>>>>>

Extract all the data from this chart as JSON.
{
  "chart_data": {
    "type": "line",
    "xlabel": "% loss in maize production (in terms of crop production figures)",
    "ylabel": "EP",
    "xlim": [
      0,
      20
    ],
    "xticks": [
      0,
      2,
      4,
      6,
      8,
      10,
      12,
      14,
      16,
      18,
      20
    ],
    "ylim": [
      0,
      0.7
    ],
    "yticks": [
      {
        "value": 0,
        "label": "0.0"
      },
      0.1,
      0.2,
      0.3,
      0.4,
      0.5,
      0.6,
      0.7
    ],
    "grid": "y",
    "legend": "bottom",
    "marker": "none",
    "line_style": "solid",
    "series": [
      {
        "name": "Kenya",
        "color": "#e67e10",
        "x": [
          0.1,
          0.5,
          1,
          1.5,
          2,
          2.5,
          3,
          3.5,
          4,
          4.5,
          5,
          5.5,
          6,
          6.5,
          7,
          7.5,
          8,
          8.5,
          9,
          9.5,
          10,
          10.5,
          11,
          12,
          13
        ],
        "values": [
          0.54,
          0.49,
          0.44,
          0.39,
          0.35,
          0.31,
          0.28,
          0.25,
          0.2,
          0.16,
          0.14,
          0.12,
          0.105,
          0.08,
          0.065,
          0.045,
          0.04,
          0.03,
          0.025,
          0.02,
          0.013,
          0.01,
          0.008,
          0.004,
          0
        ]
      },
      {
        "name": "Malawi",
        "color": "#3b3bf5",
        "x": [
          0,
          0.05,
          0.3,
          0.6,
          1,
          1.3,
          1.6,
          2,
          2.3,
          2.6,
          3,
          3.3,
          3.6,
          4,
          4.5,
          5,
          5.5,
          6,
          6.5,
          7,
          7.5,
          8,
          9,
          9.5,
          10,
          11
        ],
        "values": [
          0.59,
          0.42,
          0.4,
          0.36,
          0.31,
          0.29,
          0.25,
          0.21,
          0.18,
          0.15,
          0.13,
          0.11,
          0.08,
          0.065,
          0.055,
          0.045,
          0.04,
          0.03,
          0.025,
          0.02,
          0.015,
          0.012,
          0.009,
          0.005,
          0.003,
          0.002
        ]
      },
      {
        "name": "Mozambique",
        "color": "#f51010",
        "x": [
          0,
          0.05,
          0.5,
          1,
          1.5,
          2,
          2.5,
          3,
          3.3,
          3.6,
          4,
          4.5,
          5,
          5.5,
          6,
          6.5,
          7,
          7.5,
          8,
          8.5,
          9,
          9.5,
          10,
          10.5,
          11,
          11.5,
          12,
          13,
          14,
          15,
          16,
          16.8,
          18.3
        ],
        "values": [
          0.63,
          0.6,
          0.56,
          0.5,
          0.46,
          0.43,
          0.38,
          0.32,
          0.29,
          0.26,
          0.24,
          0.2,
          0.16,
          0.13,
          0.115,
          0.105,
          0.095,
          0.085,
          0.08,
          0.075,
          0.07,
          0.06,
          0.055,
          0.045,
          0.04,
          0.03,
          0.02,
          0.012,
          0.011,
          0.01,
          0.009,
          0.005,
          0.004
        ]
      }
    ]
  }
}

<<<<<
>>>>>

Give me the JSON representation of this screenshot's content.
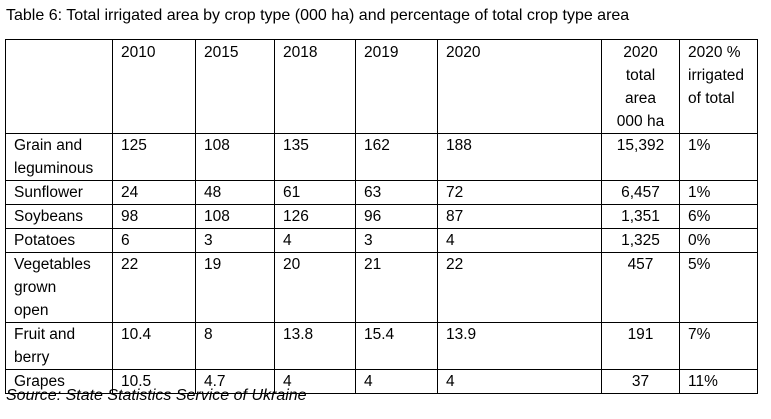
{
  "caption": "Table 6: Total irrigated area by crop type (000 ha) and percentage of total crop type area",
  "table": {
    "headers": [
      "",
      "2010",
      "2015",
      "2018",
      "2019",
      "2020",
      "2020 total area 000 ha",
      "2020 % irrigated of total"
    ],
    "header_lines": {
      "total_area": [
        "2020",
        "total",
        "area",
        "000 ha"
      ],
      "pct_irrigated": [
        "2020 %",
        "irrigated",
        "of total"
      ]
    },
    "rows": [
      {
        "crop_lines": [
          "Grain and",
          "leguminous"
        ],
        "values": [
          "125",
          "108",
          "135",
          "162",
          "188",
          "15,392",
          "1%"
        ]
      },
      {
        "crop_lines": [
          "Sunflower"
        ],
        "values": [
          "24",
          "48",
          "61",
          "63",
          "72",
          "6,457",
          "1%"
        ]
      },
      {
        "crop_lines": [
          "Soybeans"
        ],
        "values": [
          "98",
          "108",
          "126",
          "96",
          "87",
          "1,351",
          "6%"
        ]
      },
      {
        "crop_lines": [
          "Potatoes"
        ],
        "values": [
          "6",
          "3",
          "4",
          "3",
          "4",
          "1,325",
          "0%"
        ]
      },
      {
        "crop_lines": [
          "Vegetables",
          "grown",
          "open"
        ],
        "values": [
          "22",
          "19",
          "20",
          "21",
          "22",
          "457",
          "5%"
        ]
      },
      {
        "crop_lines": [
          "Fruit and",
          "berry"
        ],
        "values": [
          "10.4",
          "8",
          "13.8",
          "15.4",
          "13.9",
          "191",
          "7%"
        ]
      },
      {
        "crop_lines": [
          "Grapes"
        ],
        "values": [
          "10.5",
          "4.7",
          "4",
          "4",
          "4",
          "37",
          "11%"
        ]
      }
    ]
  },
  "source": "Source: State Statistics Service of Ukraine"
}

<<<<<

# [WHAT IS BEING ASKED]
Give back only a number, the number of lines where the string "color" occurs.

# [OUTPUT FOR THIS EXERCISE]
3